Task directions –
Go through the listing and set it down exactly, leaving out its pictures.

Dataset content –
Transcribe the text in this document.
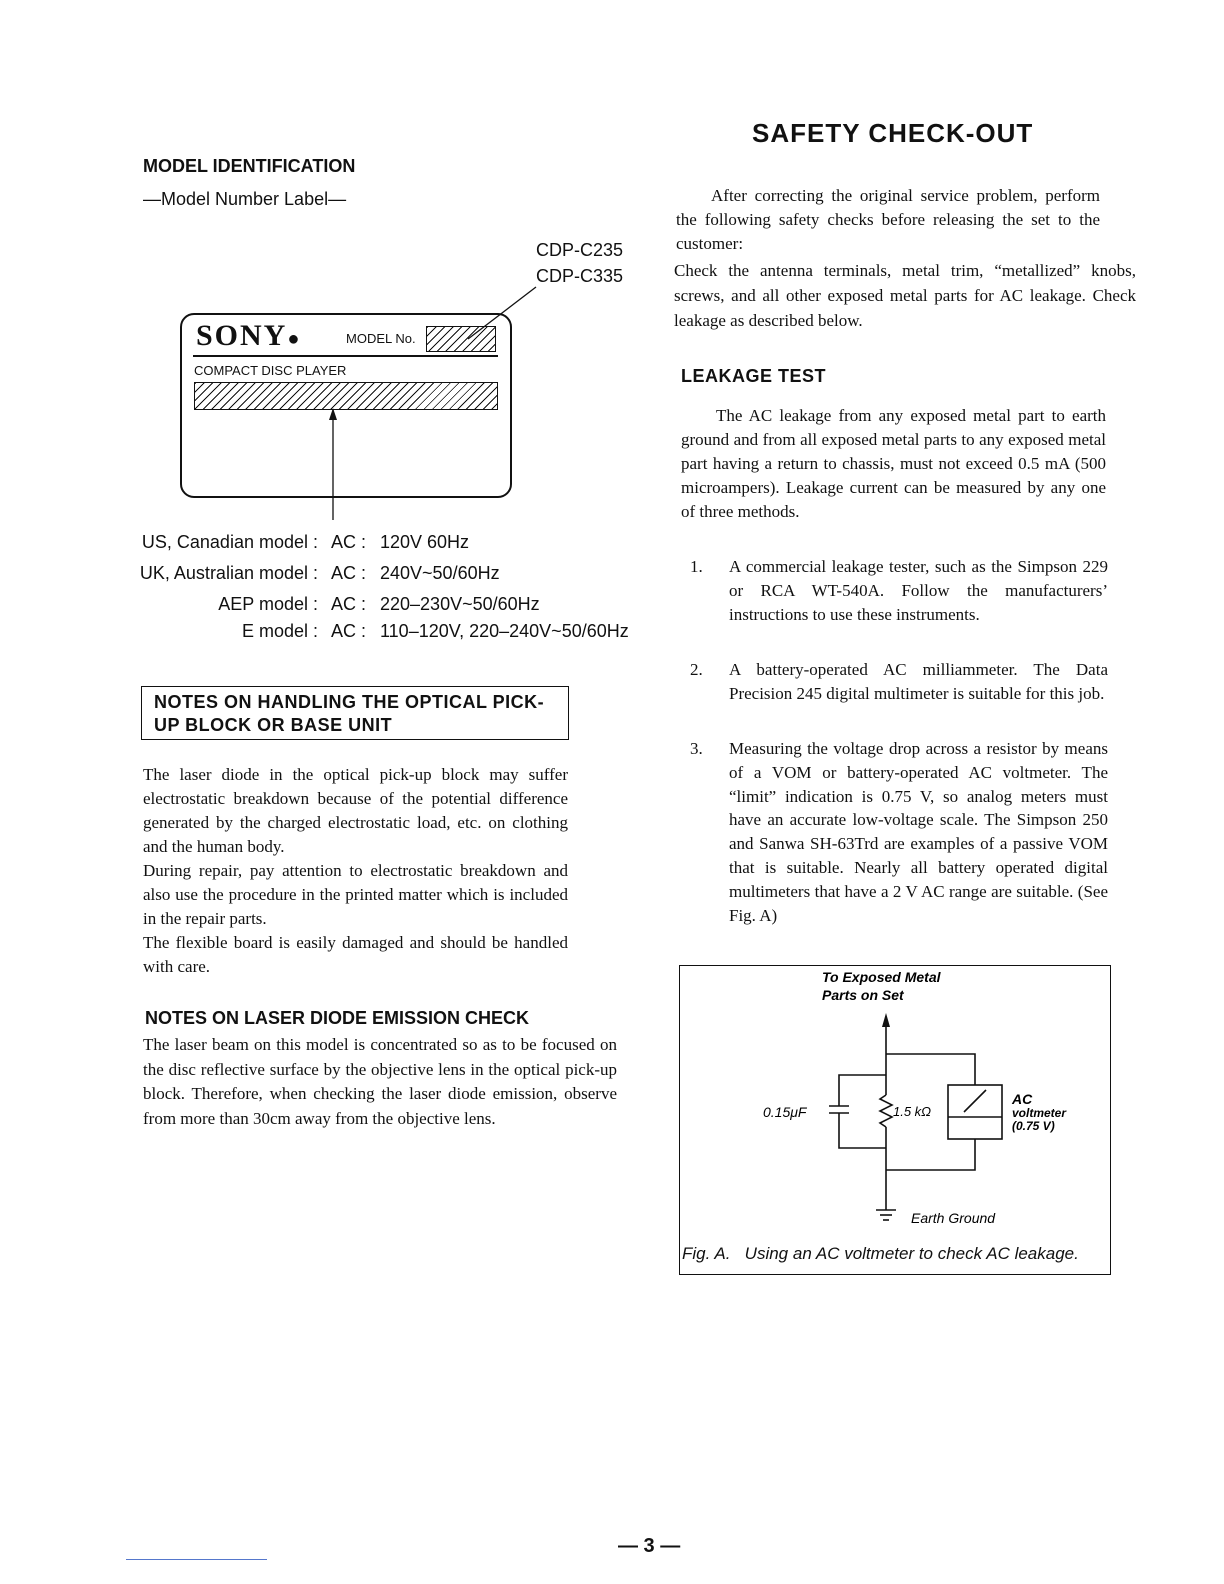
MODEL IDENTIFICATION
—Model Number Label—
CDP-C235
CDP-C335
SONY●	MODEL No.
COMPACT DISC PLAYER
US, Canadian model : AC : 120V 60Hz
UK, Australian model : AC : 240V~50/60Hz
AEP model : AC : 220–230V~50/60Hz
E model : AC : 110–120V, 220–240V~50/60Hz
NOTES ON HANDLING THE OPTICAL PICK-
UP BLOCK OR BASE UNIT

The laser diode in the optical pick-up block may suffer electrostatic breakdown because of the potential difference generated by the charged electrostatic load, etc. on clothing and the human body.

During repair, pay attention to electrostatic breakdown and also use the procedure in the printed matter which is included in the repair parts.

The flexible board is easily damaged and should be handled with care.

NOTES ON LASER DIODE EMISSION CHECK
The laser beam on this model is concentrated so as to be focused on the disc reflective surface by the objective lens in the optical pick-up block. Therefore, when checking the laser diode emission, observe from more than 30cm away from the objective lens.
SAFETY CHECK-OUT
After correcting the original service problem, perform the following safety checks before releasing the set to the customer:
Check the antenna terminals, metal trim, “metallized” knobs, screws, and all other exposed metal parts for AC leakage. Check leakage as described below.
LEAKAGE TEST
The AC leakage from any exposed metal part to earth ground and from all exposed metal parts to any exposed metal part having a return to chassis, must not exceed 0.5 mA (500 microampers). Leakage current can be measured by any one of three methods.
1. A commercial leakage tester, such as the Simpson 229 or RCA WT-540A. Follow the manufacturers’ instructions to use these instruments.
2. A battery-operated AC milliammeter. The Data Precision 245 digital multimeter is suitable for this job.
3. Measuring the voltage drop across a resistor by means of a VOM or battery-operated AC voltmeter. The “limit” indication is 0.75 V, so analog meters must have an accurate low-voltage scale. The Simpson 250 and Sanwa SH-63Trd are examples of a passive VOM that is suitable. Nearly all battery operated digital multimeters that have a 2 V AC range are suitable. (See Fig. A)
To Exposed Metal
Parts on Set
0.15μF	1.5 kΩ
AC
voltmeter
(0.75 V)
Earth Ground
Fig. A. Using an AC voltmeter to check AC leakage.
— 3 —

Written answer –
Transcribe the text in this document.
MODEL IDENTIFICATION
—Model Number Label—
CDP-C235
CDP-C335
SONY●	MODEL No.
COMPACT DISC PLAYER
US, Canadian model : AC : 120V 60Hz
UK, Australian model : AC : 240V~50/60Hz
AEP model : AC : 220–230V~50/60Hz
E model : AC : 110–120V, 220–240V~50/60Hz
NOTES ON HANDLING THE OPTICAL PICK-
UP BLOCK OR BASE UNIT

The laser diode in the optical pick-up block may suffer electrostatic breakdown because of the potential difference generated by the charged electrostatic load, etc. on clothing and the human body.

During repair, pay attention to electrostatic breakdown and also use the procedure in the printed matter which is included in the repair parts.

The flexible board is easily damaged and should be handled with care.

NOTES ON LASER DIODE EMISSION CHECK
The laser beam on this model is concentrated so as to be focused on the disc reflective surface by the objective lens in the optical pick-up block. Therefore, when checking the laser diode emission, observe from more than 30cm away from the objective lens.
SAFETY CHECK-OUT
After correcting the original service problem, perform the following safety checks before releasing the set to the customer:
Check the antenna terminals, metal trim, “metallized” knobs, screws, and all other exposed metal parts for AC leakage. Check leakage as described below.
LEAKAGE TEST
The AC leakage from any exposed metal part to earth ground and from all exposed metal parts to any exposed metal part having a return to chassis, must not exceed 0.5 mA (500 microampers). Leakage current can be measured by any one of three methods.
1. A commercial leakage tester, such as the Simpson 229 or RCA WT-540A. Follow the manufacturers’ instructions to use these instruments.
2. A battery-operated AC milliammeter. The Data Precision 245 digital multimeter is suitable for this job.
3. Measuring the voltage drop across a resistor by means of a VOM or battery-operated AC voltmeter. The “limit” indication is 0.75 V, so analog meters must have an accurate low-voltage scale. The Simpson 250 and Sanwa SH-63Trd are examples of a passive VOM that is suitable. Nearly all battery operated digital multimeters that have a 2 V AC range are suitable. (See Fig. A)
To Exposed Metal
Parts on Set
0.15μF	1.5 kΩ
AC
voltmeter
(0.75 V)
Earth Ground
Fig. A. Using an AC voltmeter to check AC leakage.
— 3 —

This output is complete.